* Exercise objective: Wherever a line holds the word "lines", copy that line out.

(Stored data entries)

----------

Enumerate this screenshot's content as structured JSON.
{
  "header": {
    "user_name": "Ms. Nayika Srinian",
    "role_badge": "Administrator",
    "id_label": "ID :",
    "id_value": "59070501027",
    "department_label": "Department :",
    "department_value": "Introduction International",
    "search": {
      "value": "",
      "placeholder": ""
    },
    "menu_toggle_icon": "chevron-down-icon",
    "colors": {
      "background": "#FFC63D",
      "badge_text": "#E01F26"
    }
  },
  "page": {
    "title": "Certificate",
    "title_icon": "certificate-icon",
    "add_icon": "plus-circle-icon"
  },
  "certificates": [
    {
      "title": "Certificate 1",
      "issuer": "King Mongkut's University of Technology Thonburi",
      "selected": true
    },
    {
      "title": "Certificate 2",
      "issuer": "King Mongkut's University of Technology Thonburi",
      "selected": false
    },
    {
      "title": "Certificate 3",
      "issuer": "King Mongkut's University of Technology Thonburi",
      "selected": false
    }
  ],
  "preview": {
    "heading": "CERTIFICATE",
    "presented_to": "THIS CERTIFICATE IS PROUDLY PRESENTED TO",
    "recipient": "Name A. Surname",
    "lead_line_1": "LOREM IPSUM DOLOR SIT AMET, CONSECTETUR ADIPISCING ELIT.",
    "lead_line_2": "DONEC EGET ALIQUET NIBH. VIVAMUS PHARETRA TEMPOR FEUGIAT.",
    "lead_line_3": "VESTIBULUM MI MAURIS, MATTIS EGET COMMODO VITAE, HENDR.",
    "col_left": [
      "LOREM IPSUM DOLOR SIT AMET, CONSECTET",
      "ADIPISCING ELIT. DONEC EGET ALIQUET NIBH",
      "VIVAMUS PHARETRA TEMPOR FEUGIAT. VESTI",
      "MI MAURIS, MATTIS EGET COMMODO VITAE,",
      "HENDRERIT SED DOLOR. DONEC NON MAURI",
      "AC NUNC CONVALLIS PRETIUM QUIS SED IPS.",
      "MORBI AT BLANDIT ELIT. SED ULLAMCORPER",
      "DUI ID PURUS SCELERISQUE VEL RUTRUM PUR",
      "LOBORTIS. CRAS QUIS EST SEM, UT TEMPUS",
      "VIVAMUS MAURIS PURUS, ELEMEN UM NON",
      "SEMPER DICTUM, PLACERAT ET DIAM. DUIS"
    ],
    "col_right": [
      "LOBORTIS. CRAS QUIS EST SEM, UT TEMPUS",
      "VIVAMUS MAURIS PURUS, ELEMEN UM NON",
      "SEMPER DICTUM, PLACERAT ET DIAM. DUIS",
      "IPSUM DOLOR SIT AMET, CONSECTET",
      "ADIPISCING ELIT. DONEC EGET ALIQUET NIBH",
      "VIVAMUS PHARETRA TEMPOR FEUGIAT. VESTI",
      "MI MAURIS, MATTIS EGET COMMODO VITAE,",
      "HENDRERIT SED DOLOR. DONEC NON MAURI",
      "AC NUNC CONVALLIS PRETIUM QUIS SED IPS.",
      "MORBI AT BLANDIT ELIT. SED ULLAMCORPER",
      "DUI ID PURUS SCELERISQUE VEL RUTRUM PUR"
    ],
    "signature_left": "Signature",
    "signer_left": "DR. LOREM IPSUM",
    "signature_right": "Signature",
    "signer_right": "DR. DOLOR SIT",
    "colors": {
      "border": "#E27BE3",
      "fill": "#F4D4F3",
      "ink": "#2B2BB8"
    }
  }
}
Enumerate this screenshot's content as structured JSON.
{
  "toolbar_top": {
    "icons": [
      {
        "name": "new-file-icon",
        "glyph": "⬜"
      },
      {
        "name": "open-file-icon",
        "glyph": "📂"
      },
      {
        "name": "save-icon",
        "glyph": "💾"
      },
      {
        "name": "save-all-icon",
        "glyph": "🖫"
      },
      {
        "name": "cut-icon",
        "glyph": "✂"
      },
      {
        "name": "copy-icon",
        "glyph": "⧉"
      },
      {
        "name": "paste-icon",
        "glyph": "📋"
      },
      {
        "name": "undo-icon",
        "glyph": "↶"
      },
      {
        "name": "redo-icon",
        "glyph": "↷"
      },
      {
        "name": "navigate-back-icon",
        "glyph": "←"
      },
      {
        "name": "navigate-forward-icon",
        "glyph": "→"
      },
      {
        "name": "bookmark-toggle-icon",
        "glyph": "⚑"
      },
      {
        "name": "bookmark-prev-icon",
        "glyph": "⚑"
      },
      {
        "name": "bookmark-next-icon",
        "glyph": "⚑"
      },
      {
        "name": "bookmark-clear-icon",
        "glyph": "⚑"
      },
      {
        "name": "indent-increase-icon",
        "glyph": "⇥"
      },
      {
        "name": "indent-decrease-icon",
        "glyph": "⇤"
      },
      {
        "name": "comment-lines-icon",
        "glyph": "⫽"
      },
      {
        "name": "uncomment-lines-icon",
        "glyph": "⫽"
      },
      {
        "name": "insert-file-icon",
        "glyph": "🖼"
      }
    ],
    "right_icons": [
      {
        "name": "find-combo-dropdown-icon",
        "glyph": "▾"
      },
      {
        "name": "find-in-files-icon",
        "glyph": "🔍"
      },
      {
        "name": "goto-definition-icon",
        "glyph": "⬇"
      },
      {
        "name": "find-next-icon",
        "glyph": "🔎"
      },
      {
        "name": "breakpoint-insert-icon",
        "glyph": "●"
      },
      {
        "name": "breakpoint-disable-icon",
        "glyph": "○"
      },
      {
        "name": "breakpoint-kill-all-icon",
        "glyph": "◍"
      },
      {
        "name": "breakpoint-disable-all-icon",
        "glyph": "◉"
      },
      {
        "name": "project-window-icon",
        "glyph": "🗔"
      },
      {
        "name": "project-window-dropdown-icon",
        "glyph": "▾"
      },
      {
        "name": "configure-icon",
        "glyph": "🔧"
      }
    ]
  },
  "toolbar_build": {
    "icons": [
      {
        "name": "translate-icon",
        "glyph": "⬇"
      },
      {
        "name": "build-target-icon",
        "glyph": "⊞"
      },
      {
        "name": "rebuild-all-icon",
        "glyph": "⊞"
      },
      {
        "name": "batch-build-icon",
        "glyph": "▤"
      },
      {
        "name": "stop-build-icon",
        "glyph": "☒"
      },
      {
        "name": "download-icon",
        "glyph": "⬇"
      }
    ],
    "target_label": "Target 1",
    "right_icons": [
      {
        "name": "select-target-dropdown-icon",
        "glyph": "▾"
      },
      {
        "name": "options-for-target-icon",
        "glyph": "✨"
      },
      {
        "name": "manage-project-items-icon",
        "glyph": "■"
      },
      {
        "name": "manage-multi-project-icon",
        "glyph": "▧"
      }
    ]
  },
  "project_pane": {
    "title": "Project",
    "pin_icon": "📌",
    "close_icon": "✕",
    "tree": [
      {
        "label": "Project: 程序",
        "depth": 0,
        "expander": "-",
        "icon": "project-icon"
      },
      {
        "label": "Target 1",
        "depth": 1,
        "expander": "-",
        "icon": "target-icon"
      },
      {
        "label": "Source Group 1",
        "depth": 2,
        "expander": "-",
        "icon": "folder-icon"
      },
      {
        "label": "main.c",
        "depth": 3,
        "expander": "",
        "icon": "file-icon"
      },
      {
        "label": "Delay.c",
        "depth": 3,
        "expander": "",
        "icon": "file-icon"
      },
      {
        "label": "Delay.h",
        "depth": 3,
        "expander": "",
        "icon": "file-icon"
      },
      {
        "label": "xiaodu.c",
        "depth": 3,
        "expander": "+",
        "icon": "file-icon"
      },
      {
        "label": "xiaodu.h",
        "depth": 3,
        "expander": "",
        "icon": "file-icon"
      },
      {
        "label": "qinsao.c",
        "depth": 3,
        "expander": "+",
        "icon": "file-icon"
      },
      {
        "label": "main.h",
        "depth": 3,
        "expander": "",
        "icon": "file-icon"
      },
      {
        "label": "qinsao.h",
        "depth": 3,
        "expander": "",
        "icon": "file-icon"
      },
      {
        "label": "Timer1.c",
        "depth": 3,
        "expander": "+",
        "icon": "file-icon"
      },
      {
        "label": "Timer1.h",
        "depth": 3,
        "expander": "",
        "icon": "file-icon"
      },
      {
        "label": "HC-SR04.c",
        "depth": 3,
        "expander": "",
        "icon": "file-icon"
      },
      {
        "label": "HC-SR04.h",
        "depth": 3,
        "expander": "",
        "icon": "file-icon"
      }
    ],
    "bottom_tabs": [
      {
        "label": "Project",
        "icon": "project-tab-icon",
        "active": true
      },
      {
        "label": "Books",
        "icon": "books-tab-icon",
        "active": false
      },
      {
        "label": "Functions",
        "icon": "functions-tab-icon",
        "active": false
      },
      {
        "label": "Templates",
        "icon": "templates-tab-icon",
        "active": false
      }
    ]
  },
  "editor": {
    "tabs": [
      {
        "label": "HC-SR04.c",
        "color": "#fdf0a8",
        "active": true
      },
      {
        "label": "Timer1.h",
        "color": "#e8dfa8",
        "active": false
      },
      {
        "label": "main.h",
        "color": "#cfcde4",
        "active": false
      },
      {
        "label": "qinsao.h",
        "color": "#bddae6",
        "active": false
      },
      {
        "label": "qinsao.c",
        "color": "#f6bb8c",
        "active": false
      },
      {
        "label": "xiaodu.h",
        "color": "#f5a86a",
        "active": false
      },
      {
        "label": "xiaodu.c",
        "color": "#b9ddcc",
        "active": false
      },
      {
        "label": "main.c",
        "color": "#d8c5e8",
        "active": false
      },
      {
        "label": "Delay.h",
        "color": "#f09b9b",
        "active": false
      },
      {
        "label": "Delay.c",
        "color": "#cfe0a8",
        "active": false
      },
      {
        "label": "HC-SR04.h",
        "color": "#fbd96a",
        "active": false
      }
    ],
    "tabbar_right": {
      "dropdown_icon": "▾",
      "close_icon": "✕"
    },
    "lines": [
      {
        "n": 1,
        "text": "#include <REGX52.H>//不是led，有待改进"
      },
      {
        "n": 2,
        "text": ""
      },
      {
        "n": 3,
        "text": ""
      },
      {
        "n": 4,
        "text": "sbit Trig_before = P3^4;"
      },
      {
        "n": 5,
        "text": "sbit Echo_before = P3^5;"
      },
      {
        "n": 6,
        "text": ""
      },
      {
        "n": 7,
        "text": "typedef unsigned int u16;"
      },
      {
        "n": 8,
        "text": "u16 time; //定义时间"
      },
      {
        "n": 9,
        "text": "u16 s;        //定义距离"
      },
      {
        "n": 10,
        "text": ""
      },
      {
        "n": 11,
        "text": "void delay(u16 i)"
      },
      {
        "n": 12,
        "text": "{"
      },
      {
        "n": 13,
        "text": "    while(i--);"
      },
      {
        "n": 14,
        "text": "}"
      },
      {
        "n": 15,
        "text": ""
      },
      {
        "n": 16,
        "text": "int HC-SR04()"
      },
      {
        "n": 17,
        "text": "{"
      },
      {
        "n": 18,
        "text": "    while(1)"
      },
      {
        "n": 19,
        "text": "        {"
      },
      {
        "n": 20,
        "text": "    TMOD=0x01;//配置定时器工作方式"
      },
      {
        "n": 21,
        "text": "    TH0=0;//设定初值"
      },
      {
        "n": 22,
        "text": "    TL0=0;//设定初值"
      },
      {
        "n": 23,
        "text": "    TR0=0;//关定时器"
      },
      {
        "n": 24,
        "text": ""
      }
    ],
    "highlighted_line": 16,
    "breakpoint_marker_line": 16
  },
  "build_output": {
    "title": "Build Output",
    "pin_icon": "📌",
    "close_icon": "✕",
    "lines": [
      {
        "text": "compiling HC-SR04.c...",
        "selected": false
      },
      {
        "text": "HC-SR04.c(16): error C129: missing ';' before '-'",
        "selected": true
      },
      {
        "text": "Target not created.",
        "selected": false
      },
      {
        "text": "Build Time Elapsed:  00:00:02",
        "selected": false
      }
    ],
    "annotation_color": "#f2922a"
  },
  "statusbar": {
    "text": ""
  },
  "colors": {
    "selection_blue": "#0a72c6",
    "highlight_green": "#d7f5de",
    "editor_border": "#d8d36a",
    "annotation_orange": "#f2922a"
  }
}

----------

* Answer to this exercise:
        "name": "comment-lines-icon",
        "name": "uncomment-lines-icon",
    "lines": [
    "lines": [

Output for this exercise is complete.